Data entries
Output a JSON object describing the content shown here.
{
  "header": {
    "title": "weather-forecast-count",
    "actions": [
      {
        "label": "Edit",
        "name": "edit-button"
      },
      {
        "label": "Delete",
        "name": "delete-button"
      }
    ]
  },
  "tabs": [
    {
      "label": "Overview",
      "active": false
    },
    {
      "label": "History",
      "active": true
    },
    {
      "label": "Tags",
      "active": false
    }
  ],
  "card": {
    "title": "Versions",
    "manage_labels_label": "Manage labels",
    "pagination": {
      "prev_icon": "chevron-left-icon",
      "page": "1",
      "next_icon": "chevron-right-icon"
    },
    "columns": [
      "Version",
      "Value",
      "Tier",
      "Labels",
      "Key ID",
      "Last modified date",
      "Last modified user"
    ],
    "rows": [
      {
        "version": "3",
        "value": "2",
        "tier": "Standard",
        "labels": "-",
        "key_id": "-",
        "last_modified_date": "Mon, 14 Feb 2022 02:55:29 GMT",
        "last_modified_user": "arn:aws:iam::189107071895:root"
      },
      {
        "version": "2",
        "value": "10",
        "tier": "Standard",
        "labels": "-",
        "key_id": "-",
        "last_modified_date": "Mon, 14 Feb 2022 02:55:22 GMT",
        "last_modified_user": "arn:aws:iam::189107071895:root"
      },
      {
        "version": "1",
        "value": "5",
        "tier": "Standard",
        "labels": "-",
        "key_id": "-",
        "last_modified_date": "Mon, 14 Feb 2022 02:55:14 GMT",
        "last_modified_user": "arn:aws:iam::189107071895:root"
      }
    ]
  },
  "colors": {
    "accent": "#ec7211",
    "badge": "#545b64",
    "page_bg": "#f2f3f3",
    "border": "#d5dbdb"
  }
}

**THE EXERCISE:** Every record above should be copied exactly.

**COMPLETE OUTPUT:**
Output a JSON object describing the content shown here.
{
  "header": {
    "title": "weather-forecast-count",
    "actions": [
      {
        "label": "Edit",
        "name": "edit-button"
      },
      {
        "label": "Delete",
        "name": "delete-button"
      }
    ]
  },
  "tabs": [
    {
      "label": "Overview",
      "active": false
    },
    {
      "label": "History",
      "active": true
    },
    {
      "label": "Tags",
      "active": false
    }
  ],
  "card": {
    "title": "Versions",
    "manage_labels_label": "Manage labels",
    "pagination": {
      "prev_icon": "chevron-left-icon",
      "page": "1",
      "next_icon": "chevron-right-icon"
    },
    "columns": [
      "Version",
      "Value",
      "Tier",
      "Labels",
      "Key ID",
      "Last modified date",
      "Last modified user"
    ],
    "rows": [
      {
        "version": "3",
        "value": "2",
        "tier": "Standard",
        "labels": "-",
        "key_id": "-",
        "last_modified_date": "Mon, 14 Feb 2022 02:55:29 GMT",
        "last_modified_user": "arn:aws:iam::189107071895:root"
      },
      {
        "version": "2",
        "value": "10",
        "tier": "Standard",
        "labels": "-",
        "key_id": "-",
        "last_modified_date": "Mon, 14 Feb 2022 02:55:22 GMT",
        "last_modified_user": "arn:aws:iam::189107071895:root"
      },
      {
        "version": "1",
        "value": "5",
        "tier": "Standard",
        "labels": "-",
        "key_id": "-",
        "last_modified_date": "Mon, 14 Feb 2022 02:55:14 GMT",
        "last_modified_user": "arn:aws:iam::189107071895:root"
      }
    ]
  },
  "colors": {
    "accent": "#ec7211",
    "badge": "#545b64",
    "page_bg": "#f2f3f3",
    "border": "#d5dbdb"
  }
}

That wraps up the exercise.